**EXERCISE BRIEF**
Repeat the data that follows, word for word, without the images.

══════════

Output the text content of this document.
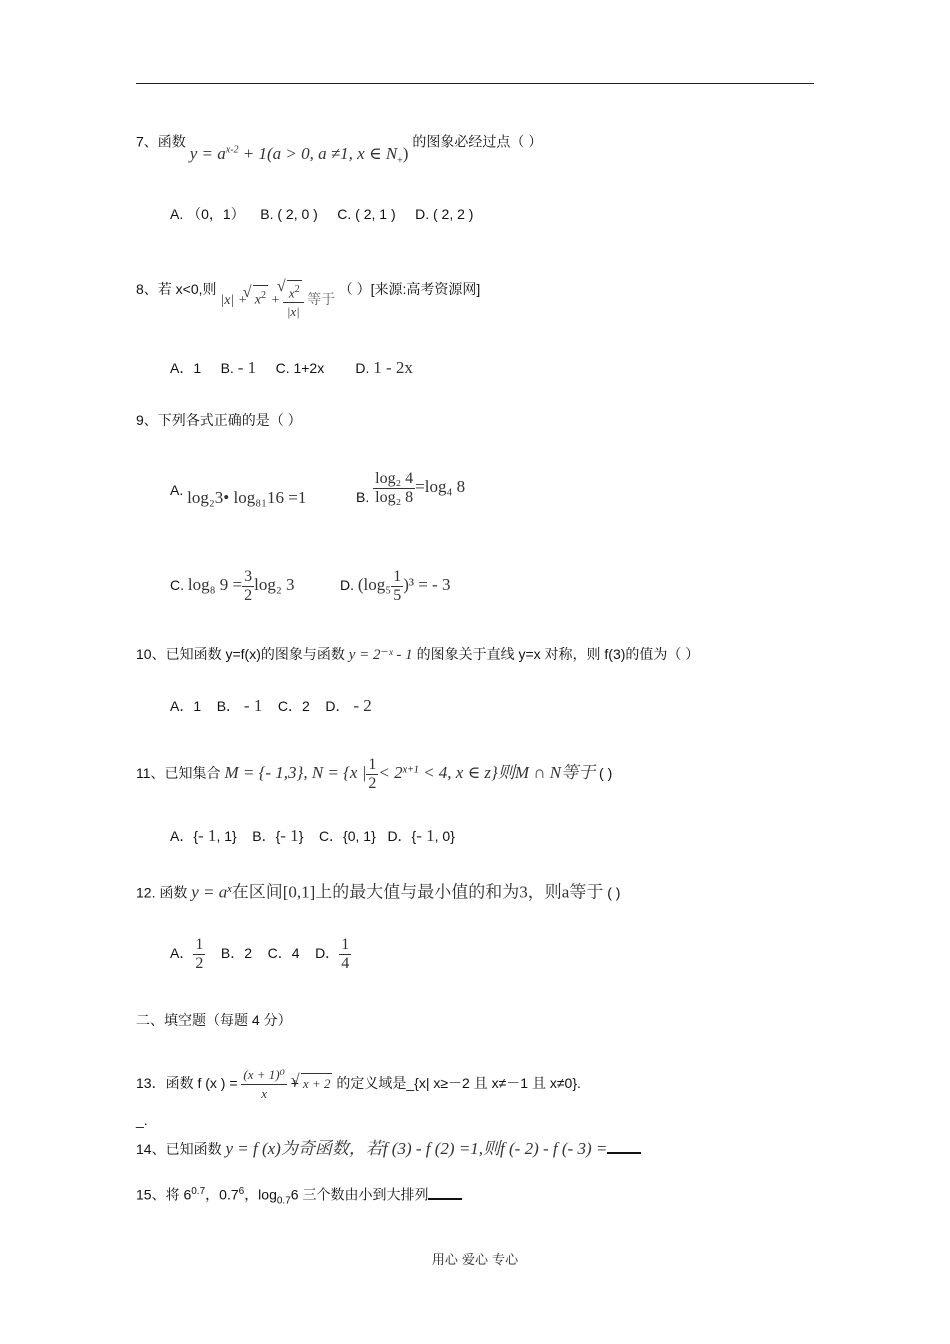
7、函数 $y = a^{x-2} + 1(a > 0$, a ≠1, x ∈ $N_+$) 的图象必经过点（ ）
A. （0，1） B. ( 2, 0 ) C. ( 2, 1 ) D. ( 2, 2 )
8、若 x<0,则 |x| + √ $x^2$ + √ $\frac{x^2}{|x|}$ 等于 （ ）[来源:高考资源网]
A．1 B. - 1 C. 1+2x D. 1 - 2x
9、下列各式正确的是（ ）
A. log₂3• log₈₁16 =1	B. $\frac{\text{log₂ 4}}{\text{log₂ 8}} =\log_4$ 8
C. log₈ $9 = \frac{3}{2} \log_2$ 3	D. $(\log_5 \frac{1}{5} )^3$ = - 3
10、已知函数 y=f(x)的图象与函数 y = 2⁻ˣ - 1 的图象关于直线 y=x 对称，则 f(3)的值为（ ）
A．1 B． - 1 C．2 D． - 2
11、已知集合 M = {- 1,3}, N = {x | $\frac{1}{2} < 2^{x+1} < 4$, x ∈ z}则M ∩ N等于 ( )
A．{- 1, 1} B．{- 1} C．{0, 1} D．{- 1, 0}
12. 函数 $y = a^x$在区间[0,1]上的最大值与最小值的和为3，则a等于 ( )
A． $\frac{1}{2}$ B．2 C．4 D． $\frac{1}{4}$
二、填空题（每题 4 分）
13．函数 f (x ) = $\frac{\text{(x + 1)⁰}}{x}$ + √ x + 2 的定义域是_{x| x≥－2 且 x≠－1 且 x≠0}.
_.
14、已知函数 y = f (x)为奇函数，若f (3) - f (2) =1,则f (- 2) - f (- 3) =
15、将 $6^{0.7}$，$0.7^6$，$\log_{0.7}6$ 三个数由小到大排列
用心 爱心 专心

══════════

**FULL RESPONSE**
Output the text content of this document.
7、函数 $y = a^{x-2} + 1(a > 0$, a ≠1, x ∈ $N_+$) 的图象必经过点（ ）
A. （0，1） B. ( 2, 0 ) C. ( 2, 1 ) D. ( 2, 2 )
8、若 x<0,则 |x| + √ $x^2$ + √ $\frac{x^2}{|x|}$ 等于 （ ）[来源:高考资源网]
A．1 B. - 1 C. 1+2x D. 1 - 2x
9、下列各式正确的是（ ）
A. log₂3• log₈₁16 =1	B. $\frac{\text{log₂ 4}}{\text{log₂ 8}} =\log_4$ 8
C. log₈ $9 = \frac{3}{2} \log_2$ 3	D. $(\log_5 \frac{1}{5} )^3$ = - 3
10、已知函数 y=f(x)的图象与函数 y = 2⁻ˣ - 1 的图象关于直线 y=x 对称，则 f(3)的值为（ ）
A．1 B． - 1 C．2 D． - 2
11、已知集合 M = {- 1,3}, N = {x | $\frac{1}{2} < 2^{x+1} < 4$, x ∈ z}则M ∩ N等于 ( )
A．{- 1, 1} B．{- 1} C．{0, 1} D．{- 1, 0}
12. 函数 $y = a^x$在区间[0,1]上的最大值与最小值的和为3，则a等于 ( )
A． $\frac{1}{2}$ B．2 C．4 D． $\frac{1}{4}$
二、填空题（每题 4 分）
13．函数 f (x ) = $\frac{\text{(x + 1)⁰}}{x}$ + √ x + 2 的定义域是_{x| x≥－2 且 x≠－1 且 x≠0}.
_.
14、已知函数 y = f (x)为奇函数，若f (3) - f (2) =1,则f (- 2) - f (- 3) =
15、将 $6^{0.7}$，$0.7^6$，$\log_{0.7}6$ 三个数由小到大排列
用心 爱心 专心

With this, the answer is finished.